**SHORT TASK**
Find the lines that hold "text". Report only how many there are.

**ENTRIES**

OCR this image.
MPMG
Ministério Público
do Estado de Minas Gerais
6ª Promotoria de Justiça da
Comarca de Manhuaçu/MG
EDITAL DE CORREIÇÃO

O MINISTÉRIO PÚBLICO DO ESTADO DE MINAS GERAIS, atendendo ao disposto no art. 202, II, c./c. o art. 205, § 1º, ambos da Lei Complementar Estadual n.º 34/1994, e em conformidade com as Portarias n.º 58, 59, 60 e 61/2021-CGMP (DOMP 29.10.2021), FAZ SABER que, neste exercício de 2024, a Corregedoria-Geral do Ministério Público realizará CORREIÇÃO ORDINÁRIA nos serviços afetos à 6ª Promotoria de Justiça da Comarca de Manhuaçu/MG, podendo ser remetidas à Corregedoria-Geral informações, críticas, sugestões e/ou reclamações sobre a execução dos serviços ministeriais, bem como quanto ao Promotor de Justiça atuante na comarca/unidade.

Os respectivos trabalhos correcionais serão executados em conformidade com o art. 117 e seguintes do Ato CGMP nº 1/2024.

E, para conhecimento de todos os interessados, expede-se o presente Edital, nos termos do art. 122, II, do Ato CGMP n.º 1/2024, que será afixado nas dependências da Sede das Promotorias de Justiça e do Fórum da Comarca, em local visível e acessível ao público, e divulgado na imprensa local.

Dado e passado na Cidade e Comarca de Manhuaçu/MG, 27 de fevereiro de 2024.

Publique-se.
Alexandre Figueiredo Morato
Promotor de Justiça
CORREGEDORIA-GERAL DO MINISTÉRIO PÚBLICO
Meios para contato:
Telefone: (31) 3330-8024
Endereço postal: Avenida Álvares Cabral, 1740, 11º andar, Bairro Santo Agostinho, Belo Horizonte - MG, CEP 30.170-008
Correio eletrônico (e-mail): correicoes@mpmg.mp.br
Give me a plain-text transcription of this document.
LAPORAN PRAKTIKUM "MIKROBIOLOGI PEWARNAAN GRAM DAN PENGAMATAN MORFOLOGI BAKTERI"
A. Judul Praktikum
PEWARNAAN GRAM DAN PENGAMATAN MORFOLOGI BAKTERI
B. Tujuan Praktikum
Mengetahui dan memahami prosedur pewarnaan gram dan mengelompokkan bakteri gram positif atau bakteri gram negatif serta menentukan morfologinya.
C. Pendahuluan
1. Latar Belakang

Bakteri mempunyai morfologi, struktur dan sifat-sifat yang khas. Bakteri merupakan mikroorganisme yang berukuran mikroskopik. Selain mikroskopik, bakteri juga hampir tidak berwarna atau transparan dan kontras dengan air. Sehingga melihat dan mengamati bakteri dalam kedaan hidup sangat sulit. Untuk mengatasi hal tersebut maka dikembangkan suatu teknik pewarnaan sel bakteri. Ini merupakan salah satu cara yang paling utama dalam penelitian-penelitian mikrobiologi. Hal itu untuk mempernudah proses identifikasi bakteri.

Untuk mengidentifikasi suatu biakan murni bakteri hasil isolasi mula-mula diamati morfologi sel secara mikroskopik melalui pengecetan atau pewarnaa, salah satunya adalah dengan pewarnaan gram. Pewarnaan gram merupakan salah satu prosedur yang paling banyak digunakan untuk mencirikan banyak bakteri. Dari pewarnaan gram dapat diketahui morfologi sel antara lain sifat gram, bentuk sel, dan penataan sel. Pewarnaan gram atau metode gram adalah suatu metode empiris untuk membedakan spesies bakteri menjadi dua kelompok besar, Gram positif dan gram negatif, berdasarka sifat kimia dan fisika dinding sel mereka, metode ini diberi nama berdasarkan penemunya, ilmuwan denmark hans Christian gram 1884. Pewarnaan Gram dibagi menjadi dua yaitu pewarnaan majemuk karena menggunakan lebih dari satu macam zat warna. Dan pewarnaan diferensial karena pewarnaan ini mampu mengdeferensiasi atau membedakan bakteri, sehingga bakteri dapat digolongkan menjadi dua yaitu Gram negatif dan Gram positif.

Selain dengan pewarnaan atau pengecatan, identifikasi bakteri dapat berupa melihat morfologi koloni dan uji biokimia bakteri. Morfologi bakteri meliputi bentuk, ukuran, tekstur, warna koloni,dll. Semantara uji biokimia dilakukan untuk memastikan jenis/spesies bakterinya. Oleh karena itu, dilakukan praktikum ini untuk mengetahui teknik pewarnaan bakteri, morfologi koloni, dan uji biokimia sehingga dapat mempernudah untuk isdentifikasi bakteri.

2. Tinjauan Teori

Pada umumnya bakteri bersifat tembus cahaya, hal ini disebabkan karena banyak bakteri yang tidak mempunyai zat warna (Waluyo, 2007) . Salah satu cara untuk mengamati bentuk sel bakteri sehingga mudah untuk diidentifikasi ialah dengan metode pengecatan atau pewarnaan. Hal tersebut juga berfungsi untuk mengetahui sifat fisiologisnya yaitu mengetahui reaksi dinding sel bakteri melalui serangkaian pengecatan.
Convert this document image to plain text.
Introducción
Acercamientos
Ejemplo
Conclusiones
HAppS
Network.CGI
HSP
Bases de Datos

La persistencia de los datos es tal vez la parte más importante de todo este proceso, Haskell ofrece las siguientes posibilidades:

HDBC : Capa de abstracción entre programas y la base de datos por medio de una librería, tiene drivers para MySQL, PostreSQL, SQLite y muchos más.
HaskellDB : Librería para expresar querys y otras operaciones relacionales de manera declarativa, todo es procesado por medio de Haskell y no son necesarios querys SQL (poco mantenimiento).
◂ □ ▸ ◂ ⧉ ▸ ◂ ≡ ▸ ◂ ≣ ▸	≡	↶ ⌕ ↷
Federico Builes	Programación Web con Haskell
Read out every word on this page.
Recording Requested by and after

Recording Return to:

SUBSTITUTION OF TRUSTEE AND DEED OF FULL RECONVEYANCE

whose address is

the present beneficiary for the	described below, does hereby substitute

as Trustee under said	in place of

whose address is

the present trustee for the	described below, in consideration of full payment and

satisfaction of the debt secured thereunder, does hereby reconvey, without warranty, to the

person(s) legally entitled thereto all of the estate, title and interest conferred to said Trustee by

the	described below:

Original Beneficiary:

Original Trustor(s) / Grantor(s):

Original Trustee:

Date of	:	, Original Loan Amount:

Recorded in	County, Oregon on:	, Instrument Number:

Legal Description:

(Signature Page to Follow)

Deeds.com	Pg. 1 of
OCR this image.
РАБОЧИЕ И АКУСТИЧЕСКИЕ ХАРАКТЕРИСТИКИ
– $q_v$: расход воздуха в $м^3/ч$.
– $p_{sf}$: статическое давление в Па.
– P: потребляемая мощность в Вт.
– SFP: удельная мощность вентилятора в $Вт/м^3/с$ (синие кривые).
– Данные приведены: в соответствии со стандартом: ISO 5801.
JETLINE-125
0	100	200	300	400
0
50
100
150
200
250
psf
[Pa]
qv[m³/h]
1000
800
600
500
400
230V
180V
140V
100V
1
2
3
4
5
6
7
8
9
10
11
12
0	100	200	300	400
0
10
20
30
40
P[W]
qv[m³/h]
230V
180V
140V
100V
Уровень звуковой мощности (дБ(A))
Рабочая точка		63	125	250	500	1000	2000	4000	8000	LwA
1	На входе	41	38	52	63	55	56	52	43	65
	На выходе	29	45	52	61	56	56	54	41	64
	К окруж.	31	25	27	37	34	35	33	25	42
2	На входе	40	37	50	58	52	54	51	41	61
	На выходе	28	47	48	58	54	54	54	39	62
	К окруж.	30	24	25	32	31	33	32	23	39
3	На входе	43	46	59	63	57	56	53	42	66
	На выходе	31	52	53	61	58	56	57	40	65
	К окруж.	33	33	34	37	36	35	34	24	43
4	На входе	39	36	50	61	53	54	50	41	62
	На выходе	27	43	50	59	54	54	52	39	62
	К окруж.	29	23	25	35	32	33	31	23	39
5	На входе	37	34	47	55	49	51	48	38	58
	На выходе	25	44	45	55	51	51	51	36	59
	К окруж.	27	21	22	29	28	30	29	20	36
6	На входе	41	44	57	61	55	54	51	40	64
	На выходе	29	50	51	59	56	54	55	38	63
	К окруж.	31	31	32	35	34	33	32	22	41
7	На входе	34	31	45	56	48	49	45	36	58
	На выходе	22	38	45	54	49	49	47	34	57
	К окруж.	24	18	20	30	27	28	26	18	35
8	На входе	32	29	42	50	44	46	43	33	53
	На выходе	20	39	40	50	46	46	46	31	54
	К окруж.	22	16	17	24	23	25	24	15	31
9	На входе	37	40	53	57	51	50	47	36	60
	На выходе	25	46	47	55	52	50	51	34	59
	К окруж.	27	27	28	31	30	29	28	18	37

**SOLUTION TO THIS PROBLEM**
2